| Task directions |
Every entry must be repeated exactly. Exclude all pictures.

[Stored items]
────────────────────
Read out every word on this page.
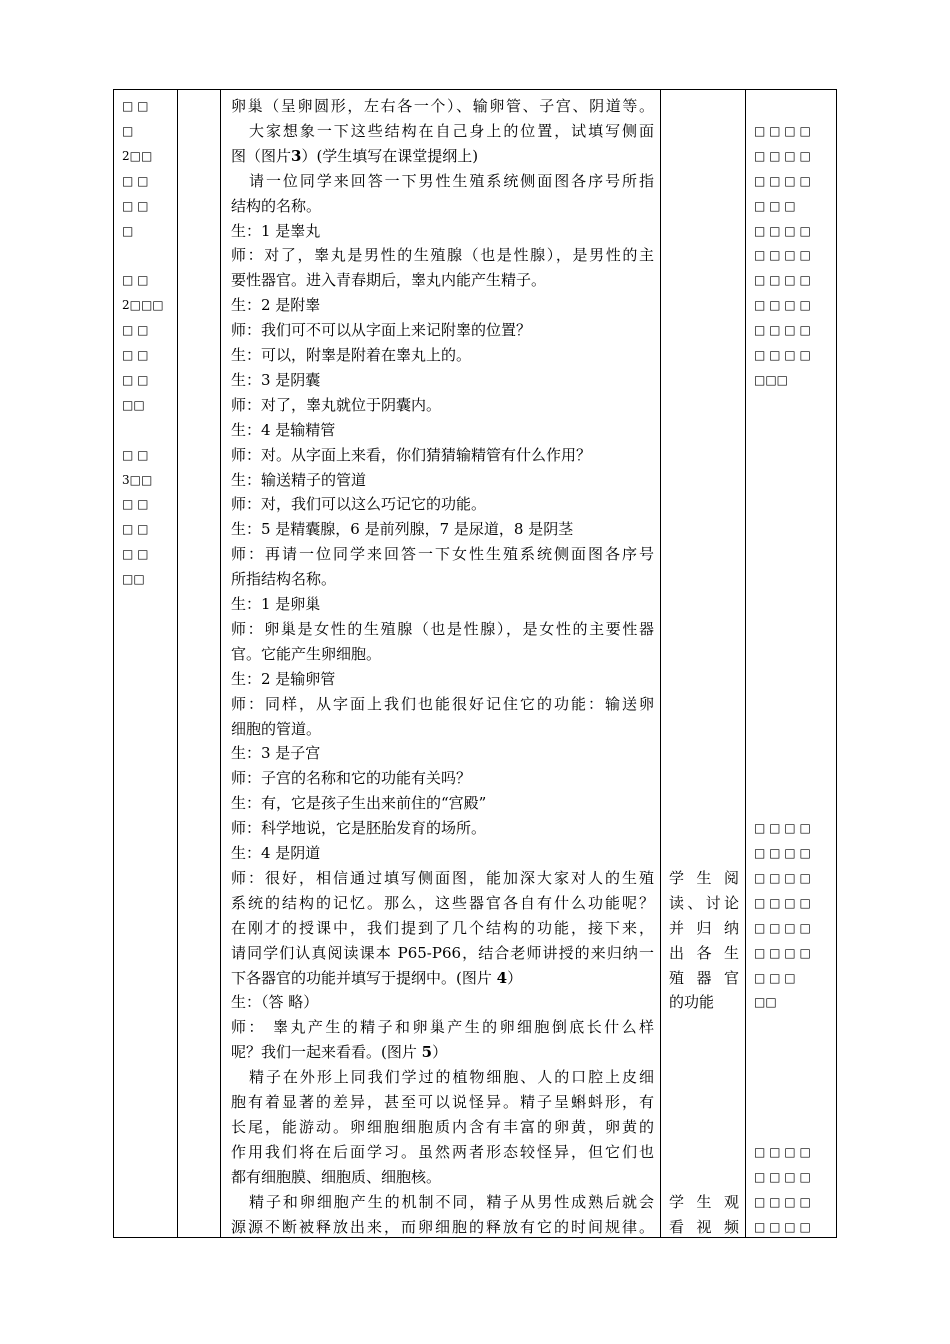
□ □
□
2□□
□ □
□ □
□
□ □
2□□□
□ □
□ □
□ □
□□
□ □
3□□
□ □
□ □
□ □
□□
卵巢（呈卵圆形，左右各一个）、输卵管、子宫、阴道等。
大家想象一下这些结构在自己身上的位置，试填写侧面
图（图片3）(学生填写在课堂提纲上)
请一位同学来回答一下男性生殖系统侧面图各序号所指
结构的名称。
生：1 是睾丸
师：对了，睾丸是男性的生殖腺（也是性腺），是男性的主
要性器官。进入青春期后，睾丸内能产生精子。
生：2 是附睾
师：我们可不可以从字面上来记附睾的位置？
生：可以，附睾是附着在睾丸上的。
生：3 是阴囊
师：对了，睾丸就位于阴囊内。
生：4 是输精管
师：对。从字面上来看，你们猜猜输精管有什么作用？
生：输送精子的管道
师：对，我们可以这么巧记它的功能。
生：5 是精囊腺，6 是前列腺，7 是尿道，8 是阴茎
师：再请一位同学来回答一下女性生殖系统侧面图各序号
所指结构名称。
生：1 是卵巢
师：卵巢是女性的生殖腺（也是性腺），是女性的主要性器
官。它能产生卵细胞。
生：2 是输卵管
师：同样，从字面上我们也能很好记住它的功能：输送卵
细胞的管道。
生：3 是子宫
师：子宫的名称和它的功能有关吗？
生：有，它是孩子生出来前住的“宫殿”
师：科学地说，它是胚胎发育的场所。
生：4 是阴道
师：很好，相信通过填写侧面图，能加深大家对人的生殖
系统的结构的记忆。那么，这些器官各自有什么功能呢？
在刚才的授课中，我们提到了几个结构的功能，接下来，
请同学们认真阅读课本 P65-P66，结合老师讲授的来归纳一
下各器官的功能并填写于提纲中。(图片 4）
生：（答 略）
师： 睾丸产生的精子和卵巢产生的卵细胞倒底长什么样
呢？我们一起来看看。(图片 5）
精子在外形上同我们学过的植物细胞、人的口腔上皮细
胞有着显著的差异，甚至可以说怪异。精子呈蝌蚪形，有
长尾，能游动。卵细胞细胞质内含有丰富的卵黄，卵黄的
作用我们将在后面学习。虽然两者形态较怪异，但它们也
都有细胞膜、细胞质、细胞核。
精子和卵细胞产生的机制不同，精子从男性成熟后就会
源源不断被释放出来，而卵细胞的释放有它的时间规律。
学生阅
读、讨论
并归纳
出各生
殖器官
的功能
学生观
看视频
□ □ □ □
□ □ □ □
□ □ □ □
□ □ □
□ □ □ □
□ □ □ □
□ □ □ □
□ □ □ □
□ □ □ □
□ □ □ □
□□□
□ □ □ □
□ □ □ □
□ □ □ □
□ □ □ □
□ □ □ □
□ □ □ □
□ □ □
□□
□ □ □ □
□ □ □ □
□ □ □ □
□ □ □ □
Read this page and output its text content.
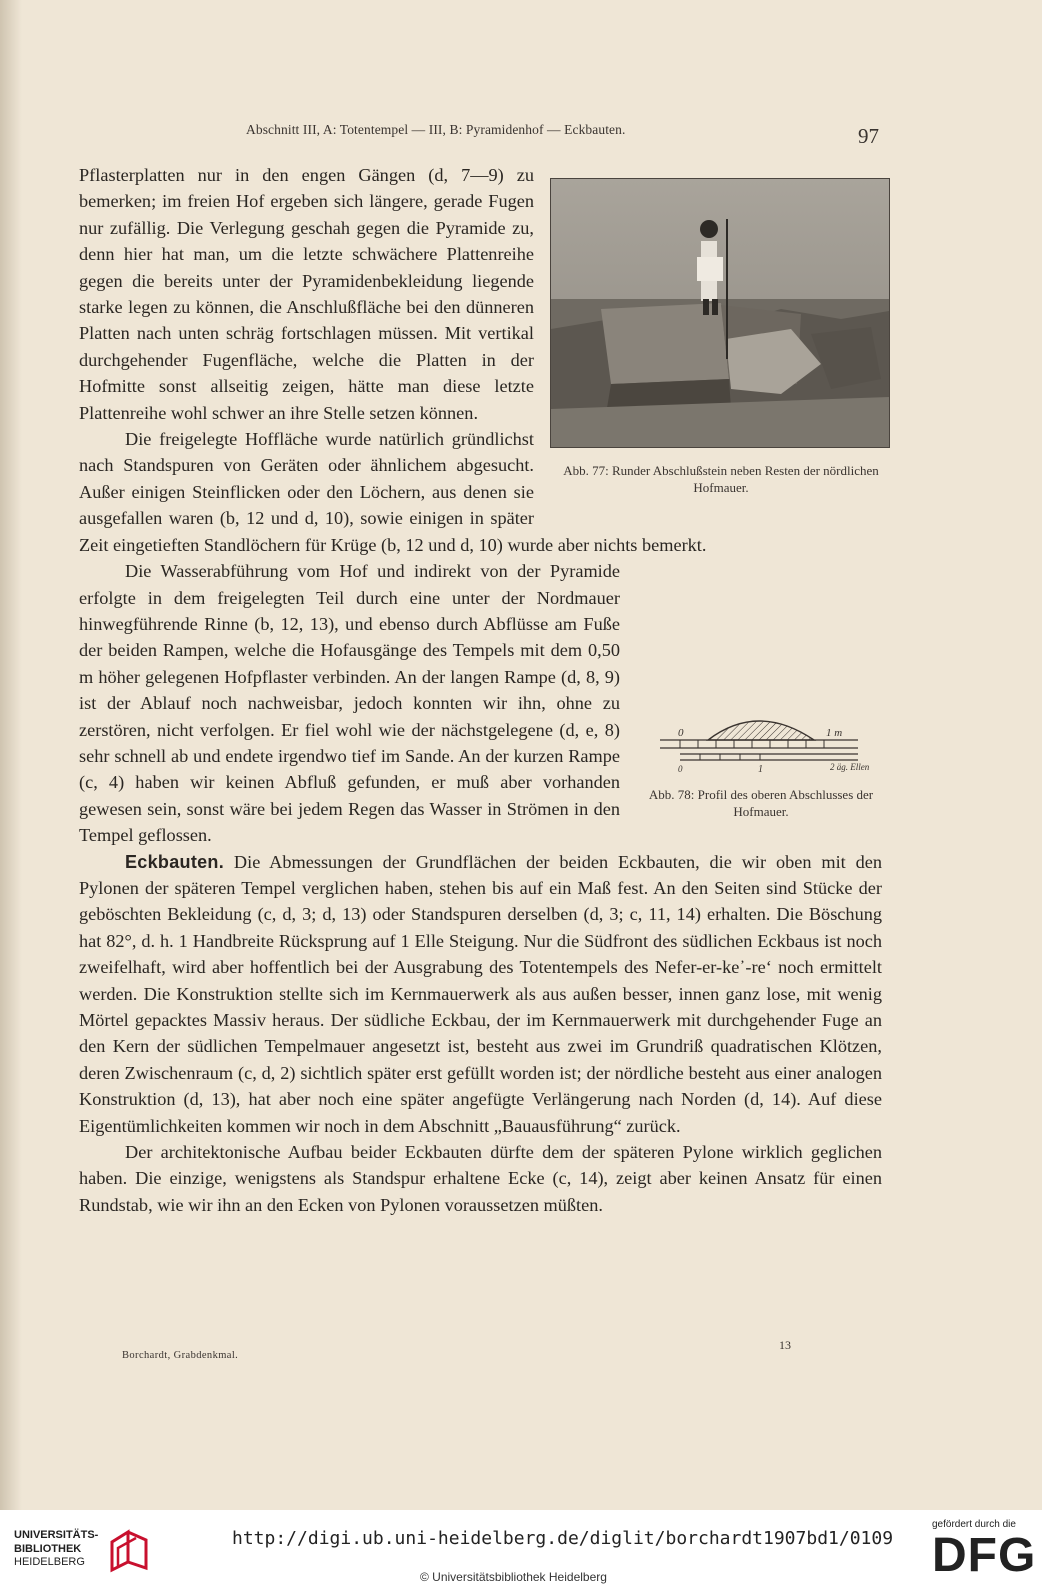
Abschnitt III, A: Totentempel — III, B: Pyramidenhof — Eckbauten.	97

Abb. 77: Runder Abschlußstein neben Resten der nördlichen Hofmauer.
Pflasterplatten nur in den engen Gängen (d, 7—9) zu bemerken; im freien Hof ergeben sich längere, gerade Fugen nur zufällig. Die Verlegung geschah gegen die Pyramide zu, denn hier hat man, um die letzte schwächere Plattenreihe gegen die bereits unter der Pyramidenbekleidung liegende starke legen zu können, die Anschlußfläche bei den dünneren Platten nach unten schräg fortschlagen müssen. Mit vertikal durchgehender Fugenfläche, welche die Platten in der Hofmitte sonst allseitig zeigen, hätte man diese letzte Plattenreihe wohl schwer an ihre Stelle setzen können.

Die freigelegte Hoffläche wurde natürlich gründlichst nach Standspuren von Geräten oder ähnlichem abgesucht. Außer einigen Steinflicken oder den Löchern, aus denen sie ausgefallen waren (b, 12 und d, 10), sowie einigen in später Zeit eingetieften Standlöchern für Krüge (b, 12 und d, 10) wurde aber nichts bemerkt.

0	1 m
0	1	2 äg. Ellen
Abb. 78: Profil des oberen Abschlusses der Hofmauer.
Die Wasserabführung vom Hof und indirekt von der Pyramide erfolgte in dem freigelegten Teil durch eine unter der Nordmauer hinwegführende Rinne (b, 12, 13), und ebenso durch Abflüsse am Fuße der beiden Rampen, welche die Hofausgänge des Tempels mit dem 0,50 m höher gelegenen Hofpflaster verbinden. An der langen Rampe (d, 8, 9) ist der Ablauf noch nachweisbar, jedoch konnten wir ihn, ohne zu zerstören, nicht verfolgen. Er fiel wohl wie der nächstgelegene (d, e, 8) sehr schnell ab und endete irgendwo tief im Sande. An der kurzen Rampe (c, 4) haben wir keinen Abfluß gefunden, er muß aber vorhanden gewesen sein, sonst wäre bei jedem Regen das Wasser in Strömen in den Tempel geflossen.

Eckbauten. Die Abmessungen der Grundflächen der beiden Eckbauten, die wir oben mit den Pylonen der späteren Tempel verglichen haben, stehen bis auf ein Maß fest. An den Seiten sind Stücke der geböschten Bekleidung (c, d, 3; d, 13) oder Standspuren derselben (d, 3; c, 11, 14) erhalten. Die Böschung hat 82°, d. h. 1 Handbreite Rücksprung auf 1 Elle Steigung. Nur die Südfront des südlichen Eckbaus ist noch zweifelhaft, wird aber hoffentlich bei der Ausgrabung des Totentempels des Nefer-er-ke᾿-re‘ noch ermittelt werden. Die Konstruktion stellte sich im Kernmauerwerk als aus außen besser, innen ganz lose, mit wenig Mörtel gepacktes Massiv heraus. Der südliche Eckbau, der im Kernmauerwerk mit durchgehender Fuge an den Kern der südlichen Tempelmauer angesetzt ist, besteht aus zwei im Grundriß quadratischen Klötzen, deren Zwischenraum (c, d, 2) sichtlich später erst gefüllt worden ist; der nördliche besteht aus einer analogen Konstruktion (d, 13), hat aber noch eine später angefügte Verlängerung nach Norden (d, 14). Auf diese Eigentümlichkeiten kommen wir noch in dem Abschnitt „Bauausführung“ zurück.

Der architektonische Aufbau beider Eckbauten dürfte dem der späteren Pylone wirklich geglichen haben. Die einzige, wenigstens als Standspur erhaltene Ecke (c, 14), zeigt aber keinen Ansatz für einen Rundstab, wie wir ihn an den Ecken von Pylonen voraussetzen müßten.

Borchardt, Grabdenkmal.
13
UNIVERSITÄTS-
BIBLIOTHEK
HEIDELBERG
http://digi.ub.uni-heidelberg.de/diglit/borchardt1907bd1/0109
© Universitätsbibliothek Heidelberg
gefördert durch die
DFG
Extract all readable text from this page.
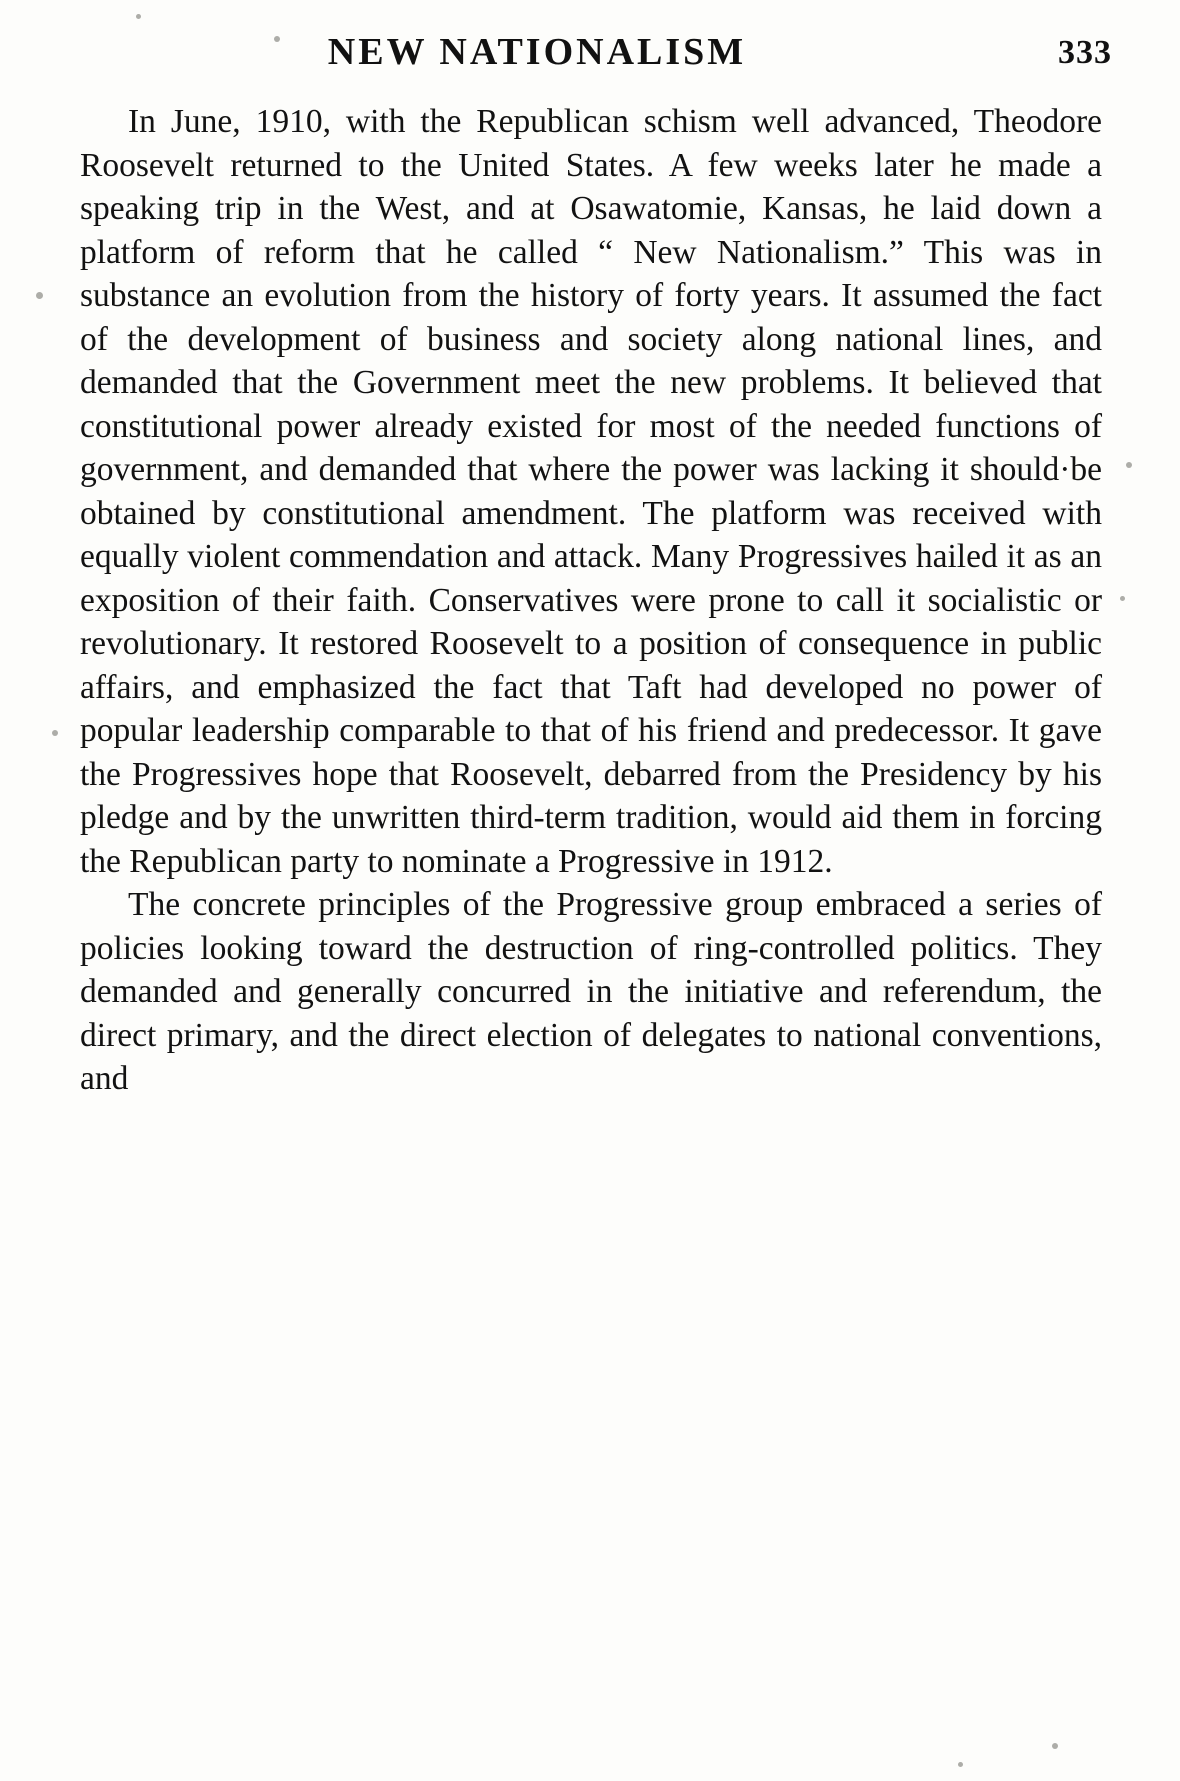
NEW NATIONALISM	333

In June, 1910, with the Republican schism well advanced, Theodore Roosevelt returned to the United States. A few weeks later he made a speaking trip in the West, and at Osawatomie, Kansas, he laid down a platform of reform that he called “ New Nationalism.” This was in substance an evolution from the history of forty years. It assumed the fact of the development of business and society along national lines, and demanded that the Government meet the new problems. It believed that constitutional power already existed for most of the needed functions of government, and demanded that where the power was lacking it should·be obtained by constitutional amendment. The platform was received with equally violent commendation and attack. Many Progressives hailed it as an exposition of their faith. Conservatives were prone to call it socialistic or revolutionary. It restored Roosevelt to a position of consequence in public affairs, and emphasized the fact that Taft had developed no power of popular leadership comparable to that of his friend and predecessor. It gave the Progressives hope that Roosevelt, debarred from the Presidency by his pledge and by the unwritten third-term tradition, would aid them in forcing the Republican party to nominate a Progressive in 1912.

The concrete principles of the Progressive group embraced a series of policies looking toward the destruction of ring-controlled politics. They demanded and generally concurred in the initiative and referendum, the direct primary, and the direct election of delegates to national conventions, and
────────────────────
| Answer |
Read out every word on this page.
□ □
□
2□□
□ □
□ □
□
□ □
2□□□
□ □
□ □
□ □
□□
□ □
3□□
□ □
□ □
□ □
□□
卵巢（呈卵圆形，左右各一个）、输卵管、子宫、阴道等。
大家想象一下这些结构在自己身上的位置，试填写侧面
图（图片3）(学生填写在课堂提纲上)
请一位同学来回答一下男性生殖系统侧面图各序号所指
结构的名称。
生：1 是睾丸
师：对了，睾丸是男性的生殖腺（也是性腺），是男性的主
要性器官。进入青春期后，睾丸内能产生精子。
生：2 是附睾
师：我们可不可以从字面上来记附睾的位置？
生：可以，附睾是附着在睾丸上的。
生：3 是阴囊
师：对了，睾丸就位于阴囊内。
生：4 是输精管
师：对。从字面上来看，你们猜猜输精管有什么作用？
生：输送精子的管道
师：对，我们可以这么巧记它的功能。
生：5 是精囊腺，6 是前列腺，7 是尿道，8 是阴茎
师：再请一位同学来回答一下女性生殖系统侧面图各序号
所指结构名称。
生：1 是卵巢
师：卵巢是女性的生殖腺（也是性腺），是女性的主要性器
官。它能产生卵细胞。
生：2 是输卵管
师：同样，从字面上我们也能很好记住它的功能：输送卵
细胞的管道。
生：3 是子宫
师：子宫的名称和它的功能有关吗？
生：有，它是孩子生出来前住的“宫殿”
师：科学地说，它是胚胎发育的场所。
生：4 是阴道
师：很好，相信通过填写侧面图，能加深大家对人的生殖
系统的结构的记忆。那么，这些器官各自有什么功能呢？
在刚才的授课中，我们提到了几个结构的功能，接下来，
请同学们认真阅读课本 P65-P66，结合老师讲授的来归纳一
下各器官的功能并填写于提纲中。(图片 4）
生：（答 略）
师： 睾丸产生的精子和卵巢产生的卵细胞倒底长什么样
呢？我们一起来看看。(图片 5）
精子在外形上同我们学过的植物细胞、人的口腔上皮细
胞有着显著的差异，甚至可以说怪异。精子呈蝌蚪形，有
长尾，能游动。卵细胞细胞质内含有丰富的卵黄，卵黄的
作用我们将在后面学习。虽然两者形态较怪异，但它们也
都有细胞膜、细胞质、细胞核。
精子和卵细胞产生的机制不同，精子从男性成熟后就会
源源不断被释放出来，而卵细胞的释放有它的时间规律。
学生阅
读、讨论
并归纳
出各生
殖器官
的功能
学生观
看视频
□ □ □ □
□ □ □ □
□ □ □ □
□ □ □
□ □ □ □
□ □ □ □
□ □ □ □
□ □ □ □
□ □ □ □
□ □ □ □
□□□
□ □ □ □
□ □ □ □
□ □ □ □
□ □ □ □
□ □ □ □
□ □ □ □
□ □ □
□□
□ □ □ □
□ □ □ □
□ □ □ □
□ □ □ □
Read this page and output its text content.
Abschnitt III, A: Totentempel — III, B: Pyramidenhof — Eckbauten.	97

Abb. 77: Runder Abschlußstein neben Resten der nördlichen Hofmauer.
Pflasterplatten nur in den engen Gängen (d, 7—9) zu bemerken; im freien Hof ergeben sich längere, gerade Fugen nur zufällig. Die Verlegung geschah gegen die Pyramide zu, denn hier hat man, um die letzte schwächere Plattenreihe gegen die bereits unter der Pyramidenbekleidung liegende starke legen zu können, die Anschlußfläche bei den dünneren Platten nach unten schräg fortschlagen müssen. Mit vertikal durchgehender Fugenfläche, welche die Platten in der Hofmitte sonst allseitig zeigen, hätte man diese letzte Plattenreihe wohl schwer an ihre Stelle setzen können.

Die freigelegte Hoffläche wurde natürlich gründlichst nach Standspuren von Geräten oder ähnlichem abgesucht. Außer einigen Steinflicken oder den Löchern, aus denen sie ausgefallen waren (b, 12 und d, 10), sowie einigen in später Zeit eingetieften Standlöchern für Krüge (b, 12 und d, 10) wurde aber nichts bemerkt.

0	1 m
0	1	2 äg. Ellen
Abb. 78: Profil des oberen Abschlusses der Hofmauer.
Die Wasserabführung vom Hof und indirekt von der Pyramide erfolgte in dem freigelegten Teil durch eine unter der Nordmauer hinwegführende Rinne (b, 12, 13), und ebenso durch Abflüsse am Fuße der beiden Rampen, welche die Hofausgänge des Tempels mit dem 0,50 m höher gelegenen Hofpflaster verbinden. An der langen Rampe (d, 8, 9) ist der Ablauf noch nachweisbar, jedoch konnten wir ihn, ohne zu zerstören, nicht verfolgen. Er fiel wohl wie der nächstgelegene (d, e, 8) sehr schnell ab und endete irgendwo tief im Sande. An der kurzen Rampe (c, 4) haben wir keinen Abfluß gefunden, er muß aber vorhanden gewesen sein, sonst wäre bei jedem Regen das Wasser in Strömen in den Tempel geflossen.

Eckbauten. Die Abmessungen der Grundflächen der beiden Eckbauten, die wir oben mit den Pylonen der späteren Tempel verglichen haben, stehen bis auf ein Maß fest. An den Seiten sind Stücke der geböschten Bekleidung (c, d, 3; d, 13) oder Standspuren derselben (d, 3; c, 11, 14) erhalten. Die Böschung hat 82°, d. h. 1 Handbreite Rücksprung auf 1 Elle Steigung. Nur die Südfront des südlichen Eckbaus ist noch zweifelhaft, wird aber hoffentlich bei der Ausgrabung des Totentempels des Nefer-er-ke᾿-re‘ noch ermittelt werden. Die Konstruktion stellte sich im Kernmauerwerk als aus außen besser, innen ganz lose, mit wenig Mörtel gepacktes Massiv heraus. Der südliche Eckbau, der im Kernmauerwerk mit durchgehender Fuge an den Kern der südlichen Tempelmauer angesetzt ist, besteht aus zwei im Grundriß quadratischen Klötzen, deren Zwischenraum (c, d, 2) sichtlich später erst gefüllt worden ist; der nördliche besteht aus einer analogen Konstruktion (d, 13), hat aber noch eine später angefügte Verlängerung nach Norden (d, 14). Auf diese Eigentümlichkeiten kommen wir noch in dem Abschnitt „Bauausführung“ zurück.

Der architektonische Aufbau beider Eckbauten dürfte dem der späteren Pylone wirklich geglichen haben. Die einzige, wenigstens als Standspur erhaltene Ecke (c, 14), zeigt aber keinen Ansatz für einen Rundstab, wie wir ihn an den Ecken von Pylonen voraussetzen müßten.

Borchardt, Grabdenkmal.
13
UNIVERSITÄTS-
BIBLIOTHEK
HEIDELBERG
http://digi.ub.uni-heidelberg.de/diglit/borchardt1907bd1/0109
© Universitätsbibliothek Heidelberg
gefördert durch die
DFG
Extract all readable text from this page.
NEW NATIONALISM	333

In June, 1910, with the Republican schism well advanced, Theodore Roosevelt returned to the United States. A few weeks later he made a speaking trip in the West, and at Osawatomie, Kansas, he laid down a platform of reform that he called “ New Nationalism.” This was in substance an evolution from the history of forty years. It assumed the fact of the development of business and society along national lines, and demanded that the Government meet the new problems. It believed that constitutional power already existed for most of the needed functions of government, and demanded that where the power was lacking it should·be obtained by constitutional amendment. The platform was received with equally violent commendation and attack. Many Progressives hailed it as an exposition of their faith. Conservatives were prone to call it socialistic or revolutionary. It restored Roosevelt to a position of consequence in public affairs, and emphasized the fact that Taft had developed no power of popular leadership comparable to that of his friend and predecessor. It gave the Progressives hope that Roosevelt, debarred from the Presidency by his pledge and by the unwritten third-term tradition, would aid them in forcing the Republican party to nominate a Progressive in 1912.

The concrete principles of the Progressive group embraced a series of policies looking toward the destruction of ring-controlled politics. They demanded and generally concurred in the initiative and referendum, the direct primary, and the direct election of delegates to national conventions, and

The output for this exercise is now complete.